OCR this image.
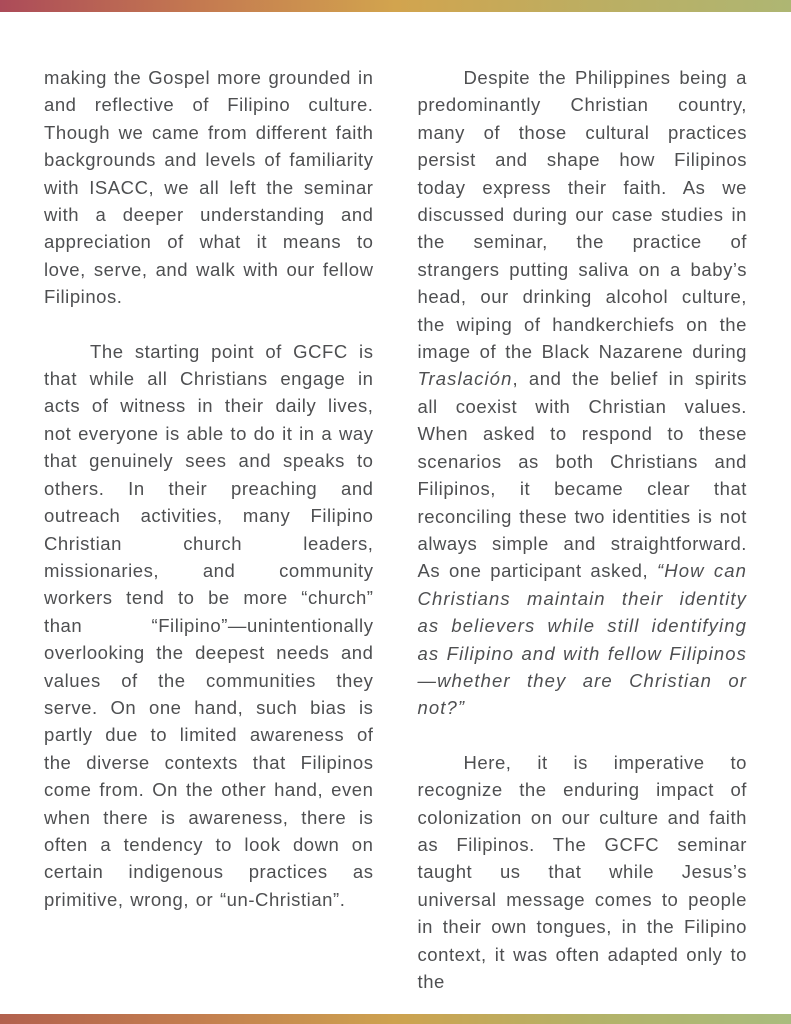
making the Gospel more grounded in and reflective of Filipino culture. Though we came from different faith backgrounds and levels of familiarity with ISACC, we all left the seminar with a deeper understanding and appreciation of what it means to love, serve, and walk with our fellow Filipinos.

The starting point of GCFC is that while all Christians engage in acts of witness in their daily lives, not everyone is able to do it in a way that genuinely sees and speaks to others. In their preaching and outreach activities, many Filipino Christian church leaders, missionaries, and community workers tend to be more “church” than “Filipino”—unintentionally overlooking the deepest needs and values of the communities they serve. On one hand, such bias is partly due to limited awareness of the diverse contexts that Filipinos come from. On the other hand, even when there is awareness, there is often a tendency to look down on certain indigenous practices as primitive, wrong, or “un-Christian”.

Despite the Philippines being a predominantly Christian country, many of those cultural practices persist and shape how Filipinos today express their faith. As we discussed during our case studies in the seminar, the practice of strangers putting saliva on a baby’s head, our drinking alcohol culture, the wiping of handkerchiefs on the image of the Black Nazarene during Traslación, and the belief in spirits all coexist with Christian values. When asked to respond to these scenarios as both Christians and Filipinos, it became clear that reconciling these two identities is not always simple and straightforward. As one participant asked, “How can Christians maintain their identity as believers while still identifying as Filipino and with fellow Filipinos—whether they are Christian or not?”

Here, it is imperative to recognize the enduring impact of colonization on our culture and faith as Filipinos. The GCFC seminar taught us that while Jesus’s universal message comes to people in their own tongues, in the Filipino context, it was often adapted only to the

◆ ◆ ◆

### Exercise instructions
Quote the data above in full and without alteration; skip the pictures.

### Written answer
OCR this image.
making the Gospel more grounded in and reflective of Filipino culture. Though we came from different faith backgrounds and levels of familiarity with ISACC, we all left the seminar with a deeper understanding and appreciation of what it means to love, serve, and walk with our fellow Filipinos.

The starting point of GCFC is that while all Christians engage in acts of witness in their daily lives, not everyone is able to do it in a way that genuinely sees and speaks to others. In their preaching and outreach activities, many Filipino Christian church leaders, missionaries, and community workers tend to be more “church” than “Filipino”—unintentionally overlooking the deepest needs and values of the communities they serve. On one hand, such bias is partly due to limited awareness of the diverse contexts that Filipinos come from. On the other hand, even when there is awareness, there is often a tendency to look down on certain indigenous practices as primitive, wrong, or “un-Christian”.

Despite the Philippines being a predominantly Christian country, many of those cultural practices persist and shape how Filipinos today express their faith. As we discussed during our case studies in the seminar, the practice of strangers putting saliva on a baby’s head, our drinking alcohol culture, the wiping of handkerchiefs on the image of the Black Nazarene during Traslación, and the belief in spirits all coexist with Christian values. When asked to respond to these scenarios as both Christians and Filipinos, it became clear that reconciling these two identities is not always simple and straightforward. As one participant asked, “How can Christians maintain their identity as believers while still identifying as Filipino and with fellow Filipinos—whether they are Christian or not?”

Here, it is imperative to recognize the enduring impact of colonization on our culture and faith as Filipinos. The GCFC seminar taught us that while Jesus’s universal message comes to people in their own tongues, in the Filipino context, it was often adapted only to the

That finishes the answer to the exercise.